:: Working data ::
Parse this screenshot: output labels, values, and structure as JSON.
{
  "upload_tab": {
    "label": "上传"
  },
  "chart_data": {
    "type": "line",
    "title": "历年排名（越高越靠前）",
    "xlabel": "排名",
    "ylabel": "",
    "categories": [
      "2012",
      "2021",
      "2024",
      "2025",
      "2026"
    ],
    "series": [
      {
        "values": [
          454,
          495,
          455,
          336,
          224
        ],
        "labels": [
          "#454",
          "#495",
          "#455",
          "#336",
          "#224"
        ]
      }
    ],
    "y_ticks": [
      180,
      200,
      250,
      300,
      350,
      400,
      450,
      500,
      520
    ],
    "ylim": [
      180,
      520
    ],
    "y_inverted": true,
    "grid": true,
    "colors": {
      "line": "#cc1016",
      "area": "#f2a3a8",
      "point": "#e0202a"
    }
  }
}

...

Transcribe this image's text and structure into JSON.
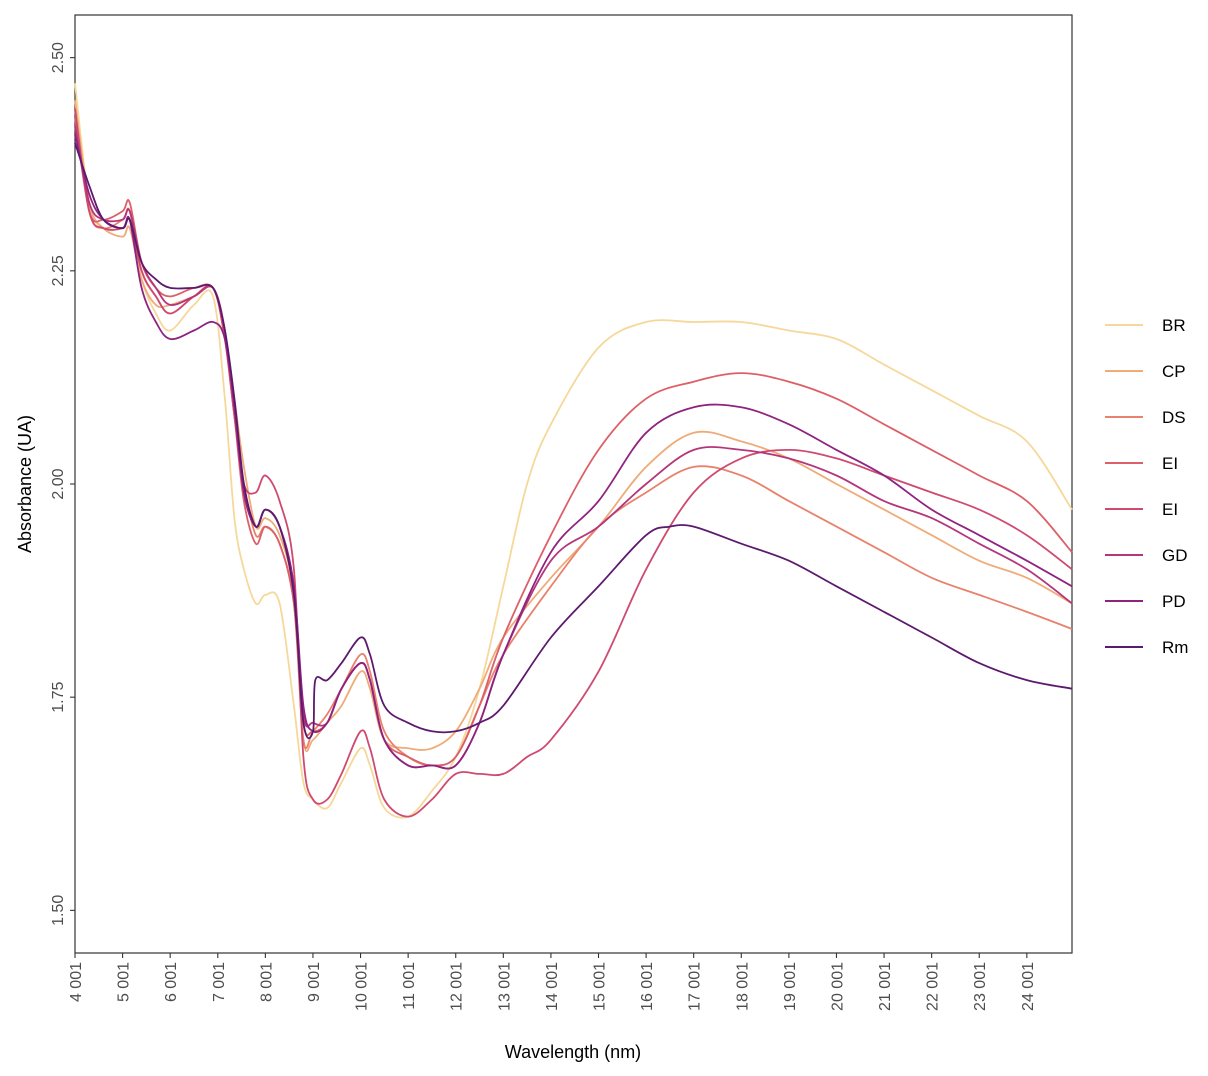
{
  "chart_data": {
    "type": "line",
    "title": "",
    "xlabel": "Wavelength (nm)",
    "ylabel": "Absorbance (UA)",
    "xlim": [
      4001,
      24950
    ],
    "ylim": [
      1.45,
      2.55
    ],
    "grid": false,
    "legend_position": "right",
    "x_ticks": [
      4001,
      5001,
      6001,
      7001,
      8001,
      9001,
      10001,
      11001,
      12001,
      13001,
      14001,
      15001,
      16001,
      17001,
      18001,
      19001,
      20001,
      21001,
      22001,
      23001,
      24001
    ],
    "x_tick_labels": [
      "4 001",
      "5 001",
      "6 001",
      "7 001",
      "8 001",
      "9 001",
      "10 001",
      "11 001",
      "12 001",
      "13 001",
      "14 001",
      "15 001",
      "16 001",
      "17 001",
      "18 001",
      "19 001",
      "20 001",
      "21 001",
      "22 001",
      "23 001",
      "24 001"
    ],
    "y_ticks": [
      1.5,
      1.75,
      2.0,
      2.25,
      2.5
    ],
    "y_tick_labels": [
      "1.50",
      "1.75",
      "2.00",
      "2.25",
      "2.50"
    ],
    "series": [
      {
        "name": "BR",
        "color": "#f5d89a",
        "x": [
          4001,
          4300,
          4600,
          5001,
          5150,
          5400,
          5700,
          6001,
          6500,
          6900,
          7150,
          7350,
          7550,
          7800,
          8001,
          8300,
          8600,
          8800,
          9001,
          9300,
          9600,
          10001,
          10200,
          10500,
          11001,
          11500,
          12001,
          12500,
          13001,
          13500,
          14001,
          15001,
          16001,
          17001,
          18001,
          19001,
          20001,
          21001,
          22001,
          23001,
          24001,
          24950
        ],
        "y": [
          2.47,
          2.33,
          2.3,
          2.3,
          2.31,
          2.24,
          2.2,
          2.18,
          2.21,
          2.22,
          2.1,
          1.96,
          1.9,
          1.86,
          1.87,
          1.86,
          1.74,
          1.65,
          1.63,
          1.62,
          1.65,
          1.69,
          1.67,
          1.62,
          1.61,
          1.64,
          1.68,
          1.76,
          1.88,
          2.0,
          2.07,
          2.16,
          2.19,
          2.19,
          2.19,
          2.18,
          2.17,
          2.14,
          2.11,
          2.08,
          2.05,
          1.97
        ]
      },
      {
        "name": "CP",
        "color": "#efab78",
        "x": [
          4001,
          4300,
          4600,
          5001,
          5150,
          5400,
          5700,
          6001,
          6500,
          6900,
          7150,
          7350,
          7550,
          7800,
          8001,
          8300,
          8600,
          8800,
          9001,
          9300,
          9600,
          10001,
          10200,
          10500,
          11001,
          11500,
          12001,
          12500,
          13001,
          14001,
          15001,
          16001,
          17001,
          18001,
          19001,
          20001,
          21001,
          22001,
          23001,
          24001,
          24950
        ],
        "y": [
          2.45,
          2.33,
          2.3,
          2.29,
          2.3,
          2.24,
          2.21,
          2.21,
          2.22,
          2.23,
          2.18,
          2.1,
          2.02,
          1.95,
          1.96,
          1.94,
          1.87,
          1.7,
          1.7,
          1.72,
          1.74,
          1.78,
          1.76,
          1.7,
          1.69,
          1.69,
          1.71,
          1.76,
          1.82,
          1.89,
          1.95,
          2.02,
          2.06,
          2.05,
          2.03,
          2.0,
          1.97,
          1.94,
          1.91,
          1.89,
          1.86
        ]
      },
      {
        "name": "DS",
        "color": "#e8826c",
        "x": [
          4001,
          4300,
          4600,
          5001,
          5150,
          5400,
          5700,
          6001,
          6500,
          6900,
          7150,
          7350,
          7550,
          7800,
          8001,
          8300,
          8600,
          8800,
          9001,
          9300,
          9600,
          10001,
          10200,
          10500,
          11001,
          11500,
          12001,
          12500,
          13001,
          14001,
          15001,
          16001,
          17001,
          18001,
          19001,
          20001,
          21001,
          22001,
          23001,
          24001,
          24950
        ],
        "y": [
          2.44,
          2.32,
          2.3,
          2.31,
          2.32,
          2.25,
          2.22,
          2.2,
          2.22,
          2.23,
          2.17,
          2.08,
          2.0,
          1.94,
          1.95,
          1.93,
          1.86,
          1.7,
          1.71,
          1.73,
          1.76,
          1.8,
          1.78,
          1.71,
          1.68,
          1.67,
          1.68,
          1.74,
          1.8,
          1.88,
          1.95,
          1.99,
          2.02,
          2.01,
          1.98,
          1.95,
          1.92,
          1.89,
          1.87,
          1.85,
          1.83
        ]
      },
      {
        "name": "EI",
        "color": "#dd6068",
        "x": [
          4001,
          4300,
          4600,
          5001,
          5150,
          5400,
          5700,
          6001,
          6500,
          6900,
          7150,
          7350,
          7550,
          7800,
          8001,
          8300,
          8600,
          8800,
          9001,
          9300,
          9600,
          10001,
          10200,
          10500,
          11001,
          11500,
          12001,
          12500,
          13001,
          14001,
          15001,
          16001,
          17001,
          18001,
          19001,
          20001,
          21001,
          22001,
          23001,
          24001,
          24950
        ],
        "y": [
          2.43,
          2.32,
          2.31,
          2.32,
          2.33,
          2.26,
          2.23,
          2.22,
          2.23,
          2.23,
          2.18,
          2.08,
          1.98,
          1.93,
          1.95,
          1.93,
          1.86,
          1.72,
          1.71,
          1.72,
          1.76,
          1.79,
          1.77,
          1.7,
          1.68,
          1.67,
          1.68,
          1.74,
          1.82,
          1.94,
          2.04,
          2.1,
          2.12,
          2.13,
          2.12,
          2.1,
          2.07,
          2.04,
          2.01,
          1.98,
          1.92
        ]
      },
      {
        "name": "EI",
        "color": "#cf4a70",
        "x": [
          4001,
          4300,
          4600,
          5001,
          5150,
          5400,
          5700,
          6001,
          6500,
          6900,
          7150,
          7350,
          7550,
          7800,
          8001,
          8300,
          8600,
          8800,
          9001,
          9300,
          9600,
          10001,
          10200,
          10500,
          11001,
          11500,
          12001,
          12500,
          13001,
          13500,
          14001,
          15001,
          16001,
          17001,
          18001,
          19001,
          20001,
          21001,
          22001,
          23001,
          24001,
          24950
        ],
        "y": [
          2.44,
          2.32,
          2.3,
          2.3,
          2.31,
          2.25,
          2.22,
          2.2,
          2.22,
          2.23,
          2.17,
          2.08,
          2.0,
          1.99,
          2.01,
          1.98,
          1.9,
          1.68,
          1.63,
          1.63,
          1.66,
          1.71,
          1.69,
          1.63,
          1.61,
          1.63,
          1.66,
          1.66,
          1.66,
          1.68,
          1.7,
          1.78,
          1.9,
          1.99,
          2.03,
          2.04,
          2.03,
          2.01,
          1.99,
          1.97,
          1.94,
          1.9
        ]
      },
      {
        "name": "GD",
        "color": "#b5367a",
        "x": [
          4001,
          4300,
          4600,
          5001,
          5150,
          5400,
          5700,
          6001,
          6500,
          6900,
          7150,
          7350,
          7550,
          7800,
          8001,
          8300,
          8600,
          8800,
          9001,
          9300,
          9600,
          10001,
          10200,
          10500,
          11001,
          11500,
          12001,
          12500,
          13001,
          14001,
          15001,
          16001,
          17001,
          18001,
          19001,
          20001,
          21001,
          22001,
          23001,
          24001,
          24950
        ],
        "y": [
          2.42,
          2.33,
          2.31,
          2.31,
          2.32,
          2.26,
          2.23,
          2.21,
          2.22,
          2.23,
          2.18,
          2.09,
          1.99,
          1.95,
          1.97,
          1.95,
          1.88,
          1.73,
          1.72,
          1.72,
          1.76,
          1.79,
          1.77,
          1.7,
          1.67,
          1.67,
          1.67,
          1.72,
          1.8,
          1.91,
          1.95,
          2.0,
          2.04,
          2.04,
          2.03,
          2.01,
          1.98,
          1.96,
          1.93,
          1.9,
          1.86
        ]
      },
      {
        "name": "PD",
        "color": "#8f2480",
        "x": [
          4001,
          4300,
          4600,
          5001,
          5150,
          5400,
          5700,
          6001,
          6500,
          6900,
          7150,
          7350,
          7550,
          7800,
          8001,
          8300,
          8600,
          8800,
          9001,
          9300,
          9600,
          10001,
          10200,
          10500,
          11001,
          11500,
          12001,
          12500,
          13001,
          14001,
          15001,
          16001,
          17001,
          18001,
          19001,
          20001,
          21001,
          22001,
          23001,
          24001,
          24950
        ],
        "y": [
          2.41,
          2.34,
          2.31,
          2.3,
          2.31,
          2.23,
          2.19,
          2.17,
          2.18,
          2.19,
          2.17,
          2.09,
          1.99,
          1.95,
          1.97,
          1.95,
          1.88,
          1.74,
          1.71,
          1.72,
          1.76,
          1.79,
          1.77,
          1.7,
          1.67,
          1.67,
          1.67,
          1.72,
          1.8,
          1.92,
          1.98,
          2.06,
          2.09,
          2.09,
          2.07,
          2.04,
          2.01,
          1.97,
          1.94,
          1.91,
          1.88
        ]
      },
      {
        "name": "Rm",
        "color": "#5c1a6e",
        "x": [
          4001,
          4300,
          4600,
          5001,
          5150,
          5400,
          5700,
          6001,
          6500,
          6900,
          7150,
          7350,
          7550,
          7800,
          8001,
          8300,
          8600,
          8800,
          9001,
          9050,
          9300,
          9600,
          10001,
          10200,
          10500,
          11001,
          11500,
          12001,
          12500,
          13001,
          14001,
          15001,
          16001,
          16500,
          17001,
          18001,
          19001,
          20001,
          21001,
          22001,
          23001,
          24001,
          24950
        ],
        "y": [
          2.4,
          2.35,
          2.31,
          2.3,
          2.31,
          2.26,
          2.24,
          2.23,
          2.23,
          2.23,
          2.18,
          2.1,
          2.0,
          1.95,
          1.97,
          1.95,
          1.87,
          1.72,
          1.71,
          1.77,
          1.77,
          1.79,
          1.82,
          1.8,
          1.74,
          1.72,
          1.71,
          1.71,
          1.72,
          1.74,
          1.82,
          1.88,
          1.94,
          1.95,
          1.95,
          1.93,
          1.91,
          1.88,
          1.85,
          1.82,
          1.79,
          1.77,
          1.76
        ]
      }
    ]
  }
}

---

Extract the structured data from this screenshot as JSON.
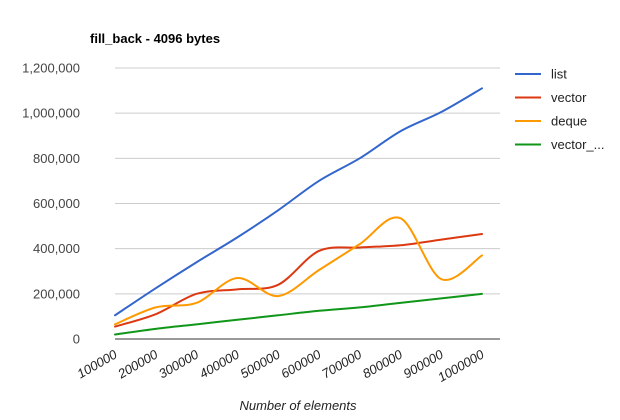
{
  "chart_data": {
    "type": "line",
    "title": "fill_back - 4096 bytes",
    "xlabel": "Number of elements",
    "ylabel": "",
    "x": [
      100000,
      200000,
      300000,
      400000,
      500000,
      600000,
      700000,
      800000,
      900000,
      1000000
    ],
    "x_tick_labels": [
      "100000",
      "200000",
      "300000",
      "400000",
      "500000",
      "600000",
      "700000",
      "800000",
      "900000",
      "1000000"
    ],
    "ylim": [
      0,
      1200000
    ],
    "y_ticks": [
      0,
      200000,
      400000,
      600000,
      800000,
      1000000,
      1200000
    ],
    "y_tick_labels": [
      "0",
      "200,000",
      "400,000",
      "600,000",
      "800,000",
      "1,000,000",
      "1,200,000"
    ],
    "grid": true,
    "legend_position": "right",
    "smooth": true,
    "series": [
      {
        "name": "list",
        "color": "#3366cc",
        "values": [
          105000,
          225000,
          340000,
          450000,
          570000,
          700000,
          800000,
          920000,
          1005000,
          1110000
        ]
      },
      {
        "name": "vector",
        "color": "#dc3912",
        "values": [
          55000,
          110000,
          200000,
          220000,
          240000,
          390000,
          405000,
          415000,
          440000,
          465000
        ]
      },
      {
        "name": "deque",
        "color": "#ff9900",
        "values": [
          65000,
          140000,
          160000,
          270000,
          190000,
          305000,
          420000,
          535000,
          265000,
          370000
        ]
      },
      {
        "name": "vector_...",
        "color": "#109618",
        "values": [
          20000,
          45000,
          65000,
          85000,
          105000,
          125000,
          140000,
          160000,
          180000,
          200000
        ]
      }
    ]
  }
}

:: What is needed ::
Show the lines of the material that contain the word "xlabel".

:: The answer ::
    "xlabel": "排名",
    "xlabel": "Wavelength (nm)",
    "xlabel": "Number of elements",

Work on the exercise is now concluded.